▼

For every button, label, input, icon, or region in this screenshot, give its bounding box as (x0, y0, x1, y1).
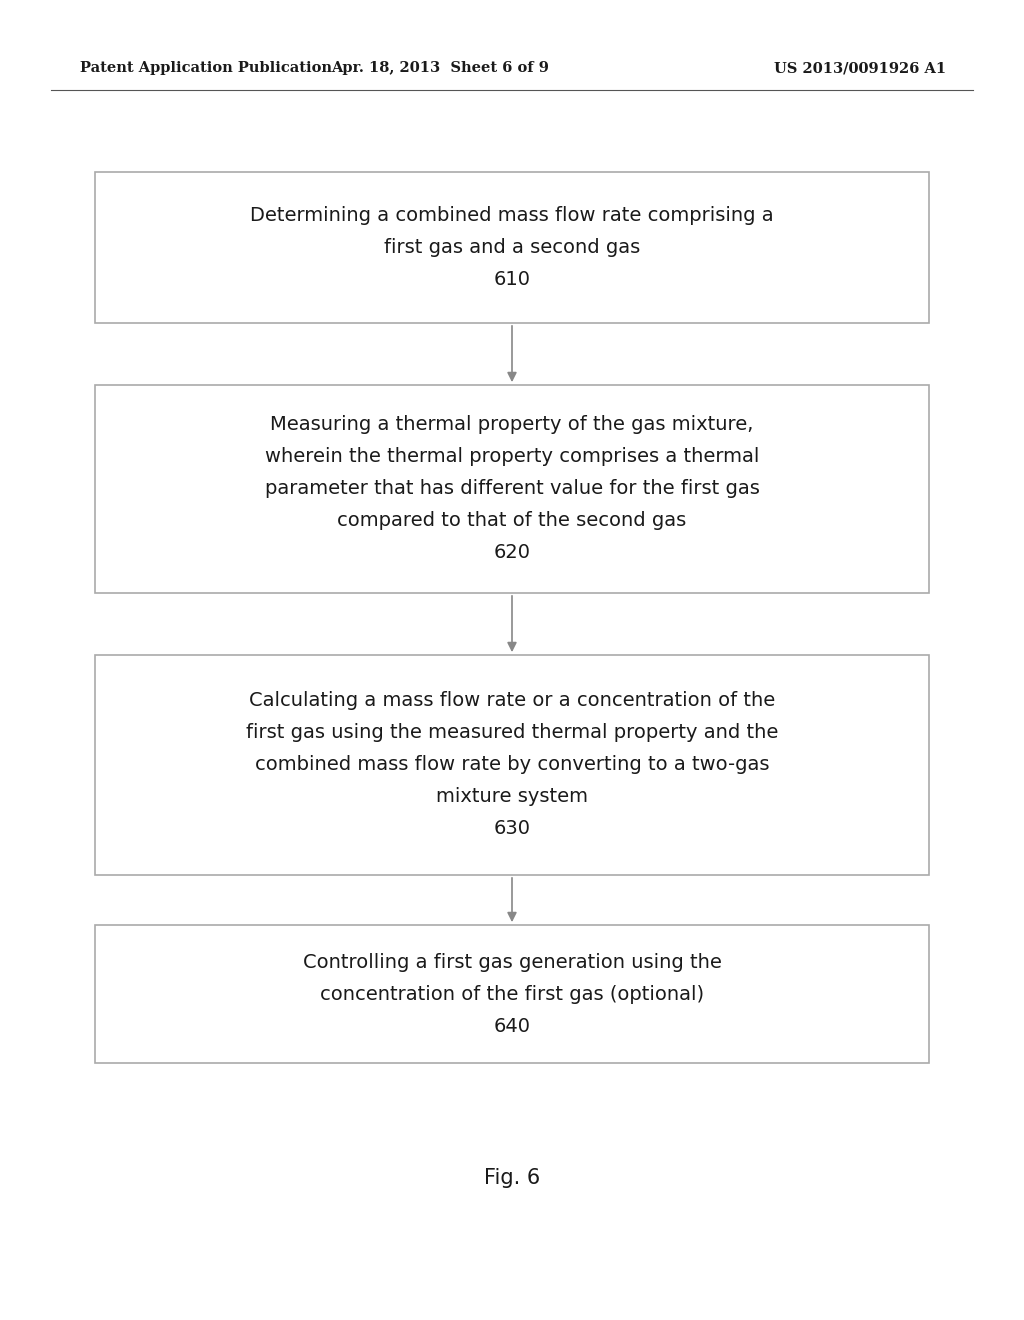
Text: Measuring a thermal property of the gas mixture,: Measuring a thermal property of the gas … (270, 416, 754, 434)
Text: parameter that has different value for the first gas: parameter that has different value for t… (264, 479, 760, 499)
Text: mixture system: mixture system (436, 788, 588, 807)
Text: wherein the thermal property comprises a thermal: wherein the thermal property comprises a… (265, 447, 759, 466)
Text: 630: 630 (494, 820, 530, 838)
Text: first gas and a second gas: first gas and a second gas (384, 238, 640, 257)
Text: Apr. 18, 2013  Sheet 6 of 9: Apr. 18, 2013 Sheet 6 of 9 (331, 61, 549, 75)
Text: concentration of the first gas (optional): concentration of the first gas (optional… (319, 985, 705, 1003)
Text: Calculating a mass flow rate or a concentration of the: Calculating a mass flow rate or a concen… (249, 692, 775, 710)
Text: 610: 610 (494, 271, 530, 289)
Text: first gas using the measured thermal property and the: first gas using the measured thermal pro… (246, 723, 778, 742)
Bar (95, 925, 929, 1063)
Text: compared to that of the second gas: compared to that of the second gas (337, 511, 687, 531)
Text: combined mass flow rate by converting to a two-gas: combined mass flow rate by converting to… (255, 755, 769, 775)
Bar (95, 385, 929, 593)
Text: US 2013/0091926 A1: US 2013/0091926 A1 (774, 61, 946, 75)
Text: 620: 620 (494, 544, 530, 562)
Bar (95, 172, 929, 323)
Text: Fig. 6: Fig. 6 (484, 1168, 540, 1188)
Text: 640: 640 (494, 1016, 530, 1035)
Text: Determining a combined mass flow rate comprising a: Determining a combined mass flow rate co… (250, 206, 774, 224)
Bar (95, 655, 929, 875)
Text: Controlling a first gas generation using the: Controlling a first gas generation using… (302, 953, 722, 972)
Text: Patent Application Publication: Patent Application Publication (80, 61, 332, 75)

▲
▼

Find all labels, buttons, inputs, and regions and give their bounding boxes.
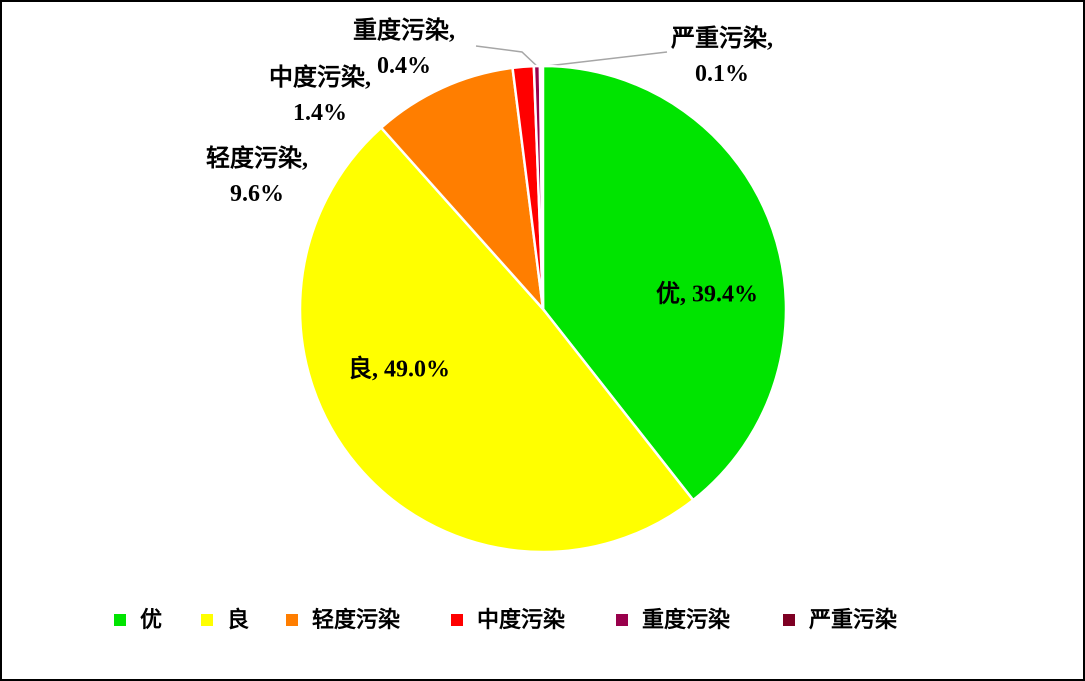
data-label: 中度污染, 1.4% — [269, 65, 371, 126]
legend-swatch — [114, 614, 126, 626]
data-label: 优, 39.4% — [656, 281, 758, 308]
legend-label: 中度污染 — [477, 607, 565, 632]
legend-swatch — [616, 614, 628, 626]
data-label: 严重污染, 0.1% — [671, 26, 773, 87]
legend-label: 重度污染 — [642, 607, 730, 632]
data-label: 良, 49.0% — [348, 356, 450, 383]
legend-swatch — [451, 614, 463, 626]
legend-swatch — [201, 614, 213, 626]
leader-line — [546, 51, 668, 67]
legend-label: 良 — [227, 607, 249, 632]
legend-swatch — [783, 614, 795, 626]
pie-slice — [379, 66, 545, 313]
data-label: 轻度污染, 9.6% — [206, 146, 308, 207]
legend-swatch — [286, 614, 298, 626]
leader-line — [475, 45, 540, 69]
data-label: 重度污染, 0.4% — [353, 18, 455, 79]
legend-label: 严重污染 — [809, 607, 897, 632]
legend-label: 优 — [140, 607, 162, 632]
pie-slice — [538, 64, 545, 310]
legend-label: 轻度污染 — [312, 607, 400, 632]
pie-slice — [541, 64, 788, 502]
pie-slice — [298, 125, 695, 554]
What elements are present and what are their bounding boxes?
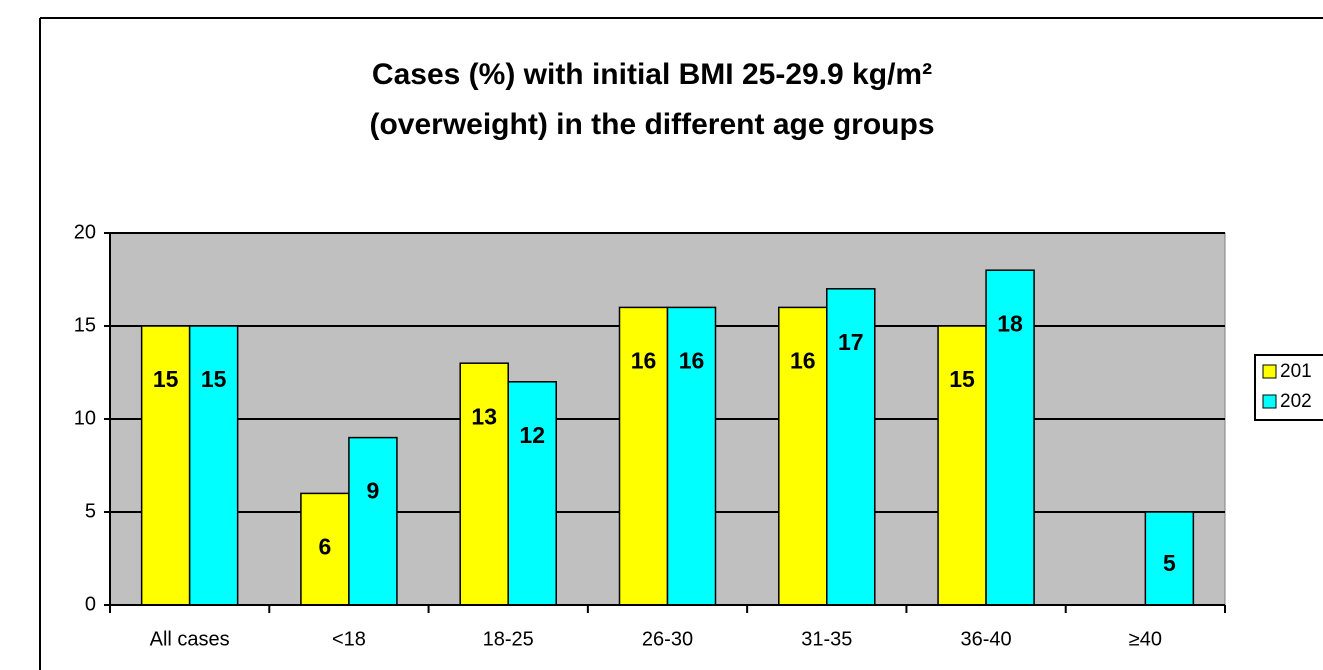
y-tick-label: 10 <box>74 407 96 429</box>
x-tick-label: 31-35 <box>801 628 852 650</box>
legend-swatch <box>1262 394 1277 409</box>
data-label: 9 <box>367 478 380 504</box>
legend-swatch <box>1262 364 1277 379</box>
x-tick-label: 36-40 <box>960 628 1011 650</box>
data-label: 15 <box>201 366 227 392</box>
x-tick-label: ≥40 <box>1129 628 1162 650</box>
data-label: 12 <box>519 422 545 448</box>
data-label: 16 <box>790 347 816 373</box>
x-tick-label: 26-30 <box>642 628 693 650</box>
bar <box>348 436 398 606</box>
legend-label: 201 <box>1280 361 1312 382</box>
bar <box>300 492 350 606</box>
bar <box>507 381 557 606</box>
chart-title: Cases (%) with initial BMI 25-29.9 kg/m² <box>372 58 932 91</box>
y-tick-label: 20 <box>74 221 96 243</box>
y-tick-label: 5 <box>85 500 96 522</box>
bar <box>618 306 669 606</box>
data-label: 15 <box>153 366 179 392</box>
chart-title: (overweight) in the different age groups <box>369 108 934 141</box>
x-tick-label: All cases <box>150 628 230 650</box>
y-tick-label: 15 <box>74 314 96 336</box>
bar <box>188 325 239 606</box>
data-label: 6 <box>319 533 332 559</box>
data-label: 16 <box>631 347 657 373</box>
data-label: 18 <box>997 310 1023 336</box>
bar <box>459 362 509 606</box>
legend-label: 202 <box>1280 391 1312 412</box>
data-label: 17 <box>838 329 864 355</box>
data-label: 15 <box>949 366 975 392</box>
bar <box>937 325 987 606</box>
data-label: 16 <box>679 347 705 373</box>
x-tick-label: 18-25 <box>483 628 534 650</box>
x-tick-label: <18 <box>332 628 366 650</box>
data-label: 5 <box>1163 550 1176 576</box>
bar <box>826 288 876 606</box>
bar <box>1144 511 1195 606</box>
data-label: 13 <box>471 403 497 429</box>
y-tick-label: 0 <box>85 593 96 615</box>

▲
▼

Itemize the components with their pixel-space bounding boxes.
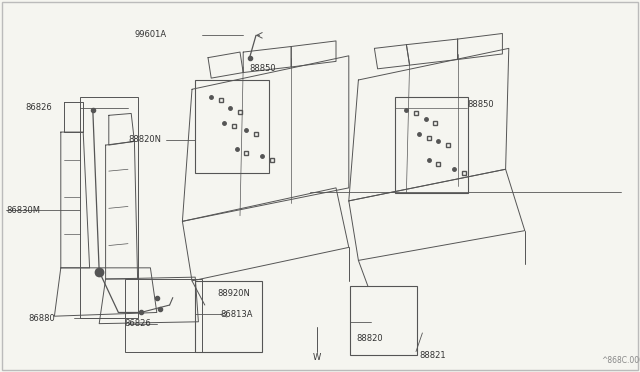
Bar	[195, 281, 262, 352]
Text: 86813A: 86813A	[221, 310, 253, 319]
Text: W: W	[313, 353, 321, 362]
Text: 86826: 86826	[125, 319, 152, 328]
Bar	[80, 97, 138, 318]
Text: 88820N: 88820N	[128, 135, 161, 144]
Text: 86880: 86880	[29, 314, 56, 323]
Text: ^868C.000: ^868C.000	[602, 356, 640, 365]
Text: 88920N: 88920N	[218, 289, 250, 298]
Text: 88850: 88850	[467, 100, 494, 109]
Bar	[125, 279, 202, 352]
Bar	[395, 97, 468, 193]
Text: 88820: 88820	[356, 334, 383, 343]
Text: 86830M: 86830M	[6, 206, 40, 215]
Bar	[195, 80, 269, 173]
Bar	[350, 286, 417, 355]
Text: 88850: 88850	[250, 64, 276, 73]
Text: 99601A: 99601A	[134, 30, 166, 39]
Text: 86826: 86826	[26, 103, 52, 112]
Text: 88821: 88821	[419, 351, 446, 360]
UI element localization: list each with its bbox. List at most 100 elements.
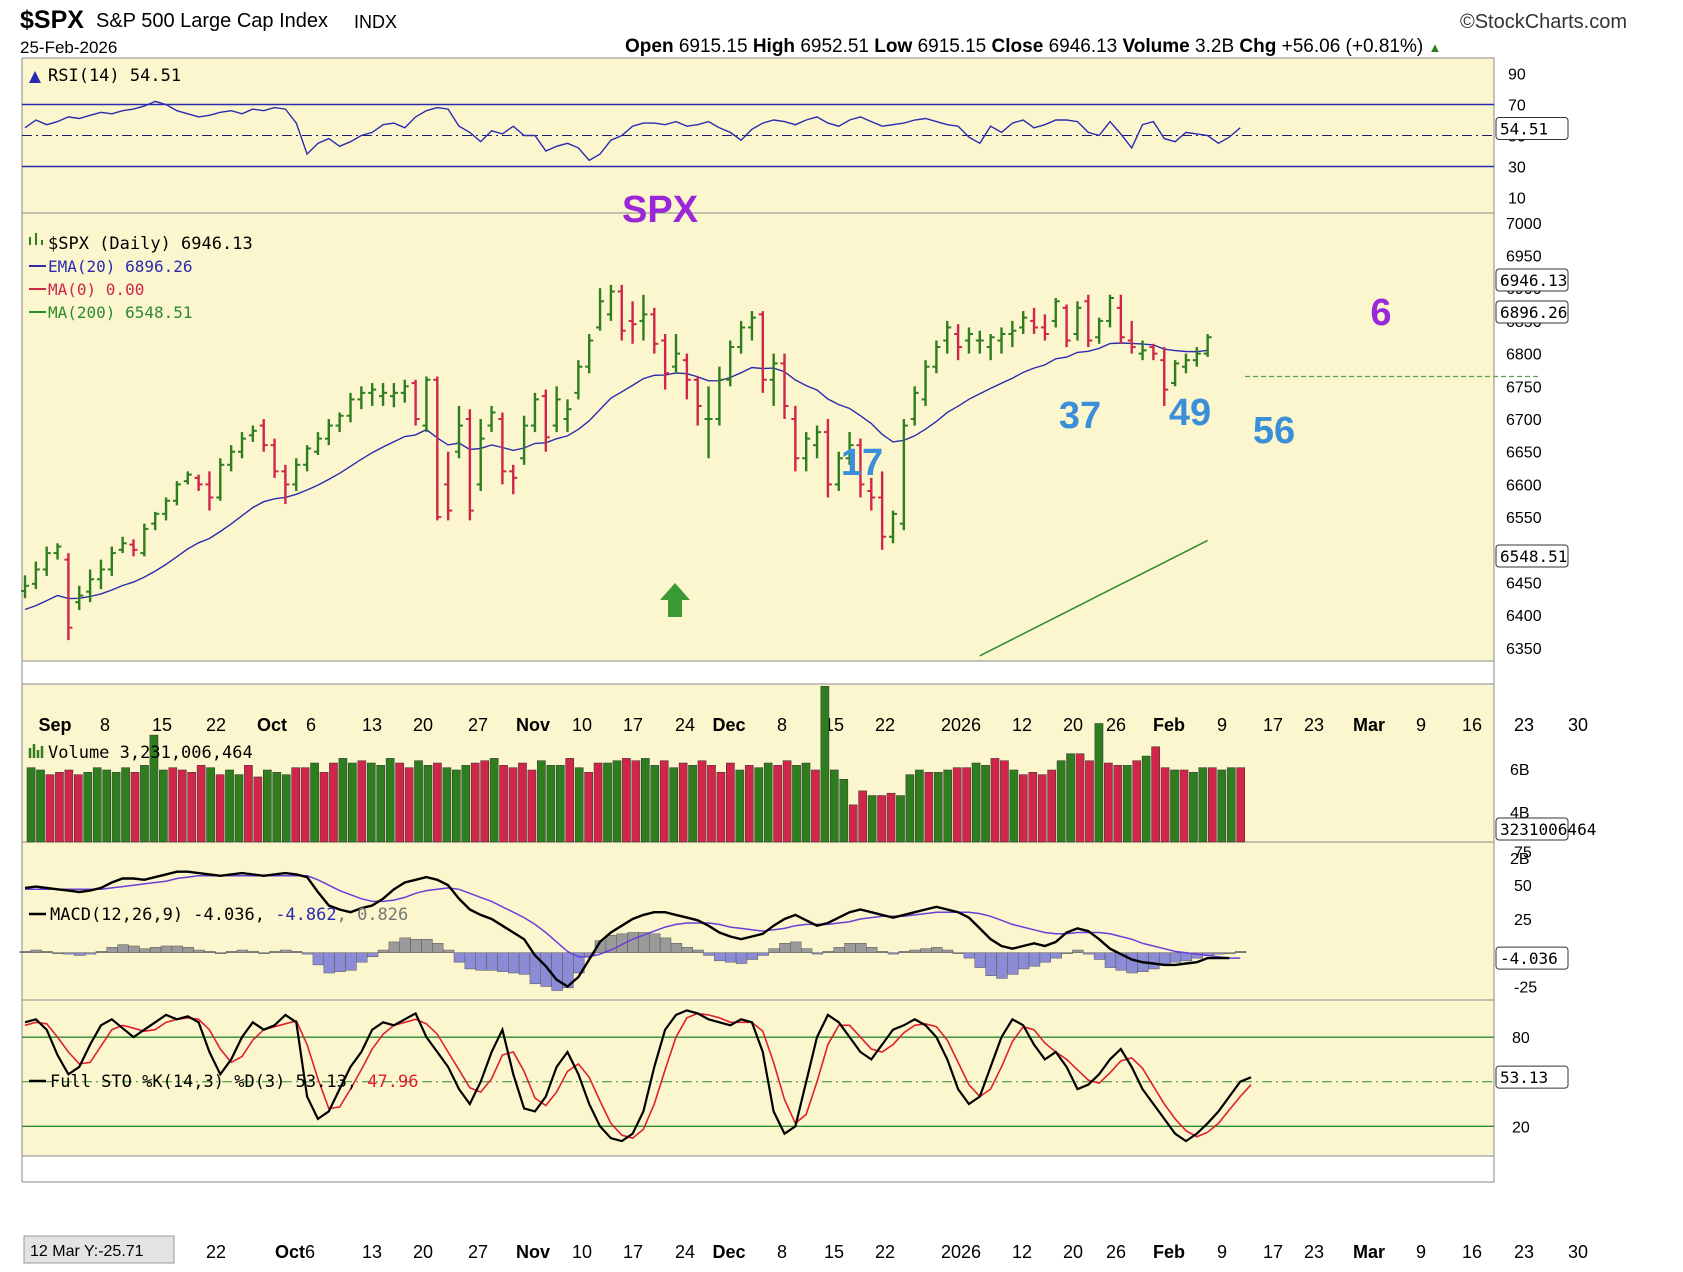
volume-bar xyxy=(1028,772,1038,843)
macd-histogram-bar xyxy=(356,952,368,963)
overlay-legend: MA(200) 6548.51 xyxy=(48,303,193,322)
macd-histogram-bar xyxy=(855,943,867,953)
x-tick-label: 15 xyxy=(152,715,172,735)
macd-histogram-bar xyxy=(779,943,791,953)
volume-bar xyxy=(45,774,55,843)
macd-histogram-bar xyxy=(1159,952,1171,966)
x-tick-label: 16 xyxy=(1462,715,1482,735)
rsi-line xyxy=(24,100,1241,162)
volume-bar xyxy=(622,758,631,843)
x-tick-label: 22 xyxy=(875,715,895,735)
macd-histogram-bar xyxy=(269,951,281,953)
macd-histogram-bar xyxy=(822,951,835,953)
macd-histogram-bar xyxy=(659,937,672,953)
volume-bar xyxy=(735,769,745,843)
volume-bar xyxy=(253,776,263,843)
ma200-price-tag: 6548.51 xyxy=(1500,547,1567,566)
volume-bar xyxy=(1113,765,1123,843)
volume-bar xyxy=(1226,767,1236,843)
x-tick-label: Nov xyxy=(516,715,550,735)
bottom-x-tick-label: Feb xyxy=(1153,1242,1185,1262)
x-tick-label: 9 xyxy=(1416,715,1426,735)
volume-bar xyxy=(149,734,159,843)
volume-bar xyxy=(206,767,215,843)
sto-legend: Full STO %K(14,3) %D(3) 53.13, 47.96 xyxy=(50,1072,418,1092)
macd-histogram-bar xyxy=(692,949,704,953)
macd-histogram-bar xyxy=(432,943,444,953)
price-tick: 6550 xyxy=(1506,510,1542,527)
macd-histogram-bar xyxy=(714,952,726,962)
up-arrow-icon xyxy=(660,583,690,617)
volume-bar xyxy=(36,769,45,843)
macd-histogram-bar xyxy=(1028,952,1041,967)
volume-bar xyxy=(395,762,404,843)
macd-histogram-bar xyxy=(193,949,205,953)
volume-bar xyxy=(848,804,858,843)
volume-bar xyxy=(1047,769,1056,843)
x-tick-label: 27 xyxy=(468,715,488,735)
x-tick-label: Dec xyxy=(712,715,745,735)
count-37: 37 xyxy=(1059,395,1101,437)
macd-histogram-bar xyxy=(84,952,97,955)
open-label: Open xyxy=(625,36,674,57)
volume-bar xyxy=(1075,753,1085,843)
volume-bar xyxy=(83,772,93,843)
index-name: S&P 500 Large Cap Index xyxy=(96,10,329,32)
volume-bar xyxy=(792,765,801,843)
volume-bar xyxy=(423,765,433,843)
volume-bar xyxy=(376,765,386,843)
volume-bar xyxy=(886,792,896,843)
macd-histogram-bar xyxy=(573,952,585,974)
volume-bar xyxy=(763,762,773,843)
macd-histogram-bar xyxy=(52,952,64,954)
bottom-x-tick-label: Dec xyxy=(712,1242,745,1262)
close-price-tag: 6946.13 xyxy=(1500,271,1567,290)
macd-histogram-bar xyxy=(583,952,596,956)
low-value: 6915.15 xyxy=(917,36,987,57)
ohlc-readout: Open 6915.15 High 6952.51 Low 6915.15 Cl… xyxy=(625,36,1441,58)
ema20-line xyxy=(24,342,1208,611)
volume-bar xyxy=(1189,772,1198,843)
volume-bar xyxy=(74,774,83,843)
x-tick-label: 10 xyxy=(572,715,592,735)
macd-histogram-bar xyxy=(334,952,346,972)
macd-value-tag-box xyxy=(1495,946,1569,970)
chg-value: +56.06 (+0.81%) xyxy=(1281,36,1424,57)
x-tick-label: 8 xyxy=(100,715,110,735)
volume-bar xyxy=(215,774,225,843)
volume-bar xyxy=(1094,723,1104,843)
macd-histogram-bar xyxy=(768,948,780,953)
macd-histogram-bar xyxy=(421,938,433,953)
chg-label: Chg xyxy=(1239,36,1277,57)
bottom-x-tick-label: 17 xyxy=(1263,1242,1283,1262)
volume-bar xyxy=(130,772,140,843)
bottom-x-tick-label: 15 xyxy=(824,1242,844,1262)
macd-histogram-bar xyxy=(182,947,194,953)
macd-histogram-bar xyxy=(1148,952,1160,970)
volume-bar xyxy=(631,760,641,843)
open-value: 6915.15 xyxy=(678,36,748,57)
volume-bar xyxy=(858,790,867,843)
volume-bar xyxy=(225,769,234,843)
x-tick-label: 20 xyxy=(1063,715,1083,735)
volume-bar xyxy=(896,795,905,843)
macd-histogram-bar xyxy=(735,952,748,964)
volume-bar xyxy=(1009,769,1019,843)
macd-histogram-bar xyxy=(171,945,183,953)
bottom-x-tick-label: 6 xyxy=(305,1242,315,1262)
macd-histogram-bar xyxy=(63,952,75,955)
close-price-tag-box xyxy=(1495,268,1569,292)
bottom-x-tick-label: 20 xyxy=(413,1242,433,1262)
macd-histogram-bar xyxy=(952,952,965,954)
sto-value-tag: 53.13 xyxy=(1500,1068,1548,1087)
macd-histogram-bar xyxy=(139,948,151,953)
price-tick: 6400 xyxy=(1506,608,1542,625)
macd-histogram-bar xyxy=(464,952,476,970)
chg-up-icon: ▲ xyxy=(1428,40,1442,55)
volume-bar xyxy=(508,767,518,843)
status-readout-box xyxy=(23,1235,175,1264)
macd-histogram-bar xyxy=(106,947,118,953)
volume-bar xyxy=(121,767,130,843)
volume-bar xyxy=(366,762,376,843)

▲

**Request**
Copy out the lines of the items from the one containing "volume-bar xyxy=(1028,772,1038,843)" through the one containing "volume-bar xyxy=(45,774,55,843)", both included, with each line unchanged.

**Task result**
volume-bar xyxy=(1028,772,1038,843)
macd-histogram-bar xyxy=(356,952,368,963)
overlay-legend: MA(200) 6548.51 xyxy=(48,303,193,322)
macd-histogram-bar xyxy=(855,943,867,953)
x-tick-label: 15 xyxy=(152,715,172,735)
macd-histogram-bar xyxy=(779,943,791,953)
volume-bar xyxy=(45,774,55,843)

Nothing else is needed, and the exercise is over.